== WORK INSTRUCTIONS ==
Locate every line that holds the string "жизнедеятельности" and copy it.
++++++
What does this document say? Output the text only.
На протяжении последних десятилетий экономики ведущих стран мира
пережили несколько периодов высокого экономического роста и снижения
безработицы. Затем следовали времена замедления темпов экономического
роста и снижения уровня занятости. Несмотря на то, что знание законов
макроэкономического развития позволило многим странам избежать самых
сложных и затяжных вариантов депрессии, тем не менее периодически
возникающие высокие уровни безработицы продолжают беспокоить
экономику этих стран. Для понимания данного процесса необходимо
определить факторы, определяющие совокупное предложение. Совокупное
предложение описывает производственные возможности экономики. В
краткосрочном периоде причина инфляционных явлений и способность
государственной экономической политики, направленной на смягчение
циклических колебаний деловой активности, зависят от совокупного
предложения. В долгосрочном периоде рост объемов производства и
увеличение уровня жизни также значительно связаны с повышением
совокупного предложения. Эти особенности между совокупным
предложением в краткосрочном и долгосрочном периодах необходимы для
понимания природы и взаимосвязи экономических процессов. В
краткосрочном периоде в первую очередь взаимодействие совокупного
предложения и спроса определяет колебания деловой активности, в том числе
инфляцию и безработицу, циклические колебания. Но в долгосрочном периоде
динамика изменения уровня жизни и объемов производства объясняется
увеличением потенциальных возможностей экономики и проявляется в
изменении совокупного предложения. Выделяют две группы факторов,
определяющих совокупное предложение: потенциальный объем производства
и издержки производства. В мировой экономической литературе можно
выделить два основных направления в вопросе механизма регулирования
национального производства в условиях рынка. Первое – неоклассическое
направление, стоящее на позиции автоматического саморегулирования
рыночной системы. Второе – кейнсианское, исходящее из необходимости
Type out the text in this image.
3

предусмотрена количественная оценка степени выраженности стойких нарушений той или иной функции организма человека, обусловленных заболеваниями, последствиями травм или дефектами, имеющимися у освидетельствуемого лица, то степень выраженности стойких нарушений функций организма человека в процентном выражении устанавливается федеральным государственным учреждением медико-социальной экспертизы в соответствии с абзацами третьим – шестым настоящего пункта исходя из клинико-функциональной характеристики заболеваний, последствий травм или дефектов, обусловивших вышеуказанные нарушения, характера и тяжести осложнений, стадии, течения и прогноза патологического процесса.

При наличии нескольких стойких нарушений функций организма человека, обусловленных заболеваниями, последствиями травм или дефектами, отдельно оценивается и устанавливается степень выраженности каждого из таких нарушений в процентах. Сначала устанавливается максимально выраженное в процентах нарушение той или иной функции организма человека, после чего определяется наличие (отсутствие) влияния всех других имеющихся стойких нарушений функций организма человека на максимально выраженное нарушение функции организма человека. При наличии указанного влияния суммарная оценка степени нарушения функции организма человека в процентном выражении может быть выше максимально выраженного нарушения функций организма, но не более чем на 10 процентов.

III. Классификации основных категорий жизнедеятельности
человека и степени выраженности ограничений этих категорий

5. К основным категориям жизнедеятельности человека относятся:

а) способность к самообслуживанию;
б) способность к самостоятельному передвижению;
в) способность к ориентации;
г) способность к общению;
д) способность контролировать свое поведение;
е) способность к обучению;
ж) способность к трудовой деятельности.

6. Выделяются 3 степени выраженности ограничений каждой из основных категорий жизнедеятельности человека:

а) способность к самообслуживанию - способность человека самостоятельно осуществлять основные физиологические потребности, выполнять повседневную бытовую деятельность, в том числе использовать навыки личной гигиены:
++++++
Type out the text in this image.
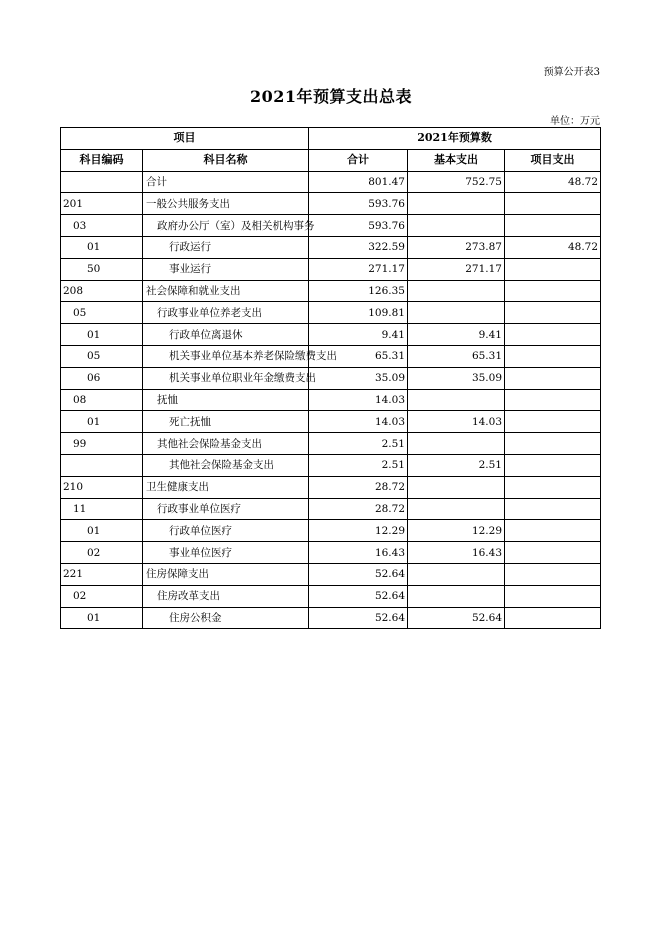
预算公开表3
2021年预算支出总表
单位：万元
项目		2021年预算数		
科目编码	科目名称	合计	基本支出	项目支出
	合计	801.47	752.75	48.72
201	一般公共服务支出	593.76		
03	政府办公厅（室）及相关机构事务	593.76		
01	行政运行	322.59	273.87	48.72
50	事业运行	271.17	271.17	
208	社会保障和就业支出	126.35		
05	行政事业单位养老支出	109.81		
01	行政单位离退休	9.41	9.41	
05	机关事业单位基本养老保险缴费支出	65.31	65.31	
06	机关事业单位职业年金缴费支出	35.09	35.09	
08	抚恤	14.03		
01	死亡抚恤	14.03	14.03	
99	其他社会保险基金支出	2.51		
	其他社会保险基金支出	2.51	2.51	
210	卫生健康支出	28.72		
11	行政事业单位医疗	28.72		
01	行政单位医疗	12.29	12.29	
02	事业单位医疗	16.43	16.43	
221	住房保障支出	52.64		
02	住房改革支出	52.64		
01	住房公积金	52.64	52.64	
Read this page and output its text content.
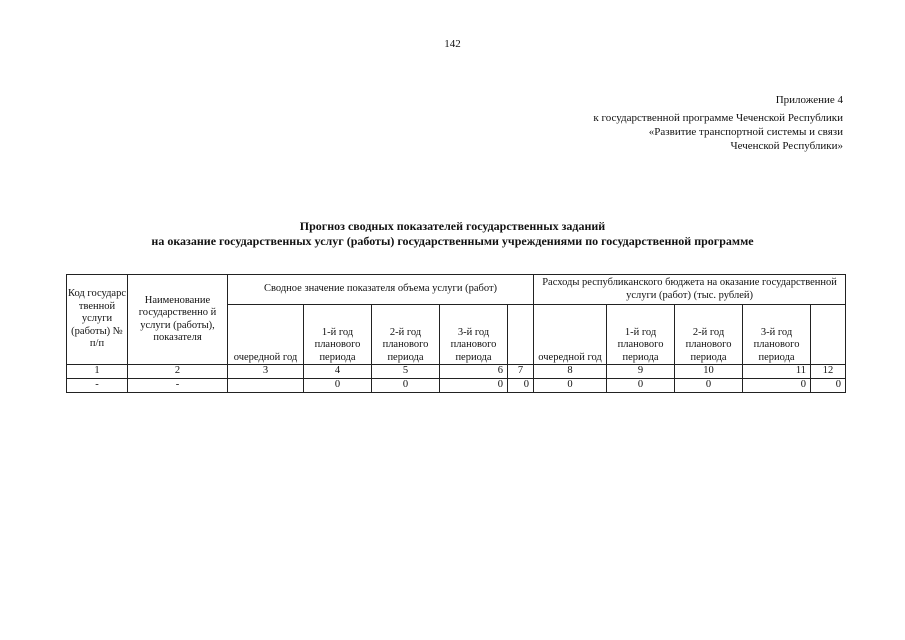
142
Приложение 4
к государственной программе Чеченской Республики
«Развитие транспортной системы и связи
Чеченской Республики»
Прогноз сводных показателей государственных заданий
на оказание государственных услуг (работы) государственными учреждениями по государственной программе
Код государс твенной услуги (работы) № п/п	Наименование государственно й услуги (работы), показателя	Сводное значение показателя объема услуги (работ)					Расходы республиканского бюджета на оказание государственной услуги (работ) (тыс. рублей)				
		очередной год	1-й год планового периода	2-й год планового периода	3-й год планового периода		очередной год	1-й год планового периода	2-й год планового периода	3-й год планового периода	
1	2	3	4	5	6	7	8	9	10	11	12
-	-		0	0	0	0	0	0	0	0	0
++++++
== REPLY ==
III. Классификации основных категорий жизнедеятельности
5. К основным категориям жизнедеятельности человека относятся:
6. Выделяются 3 степени выраженности ограничений каждой из основных категорий жизнедеятельности человека:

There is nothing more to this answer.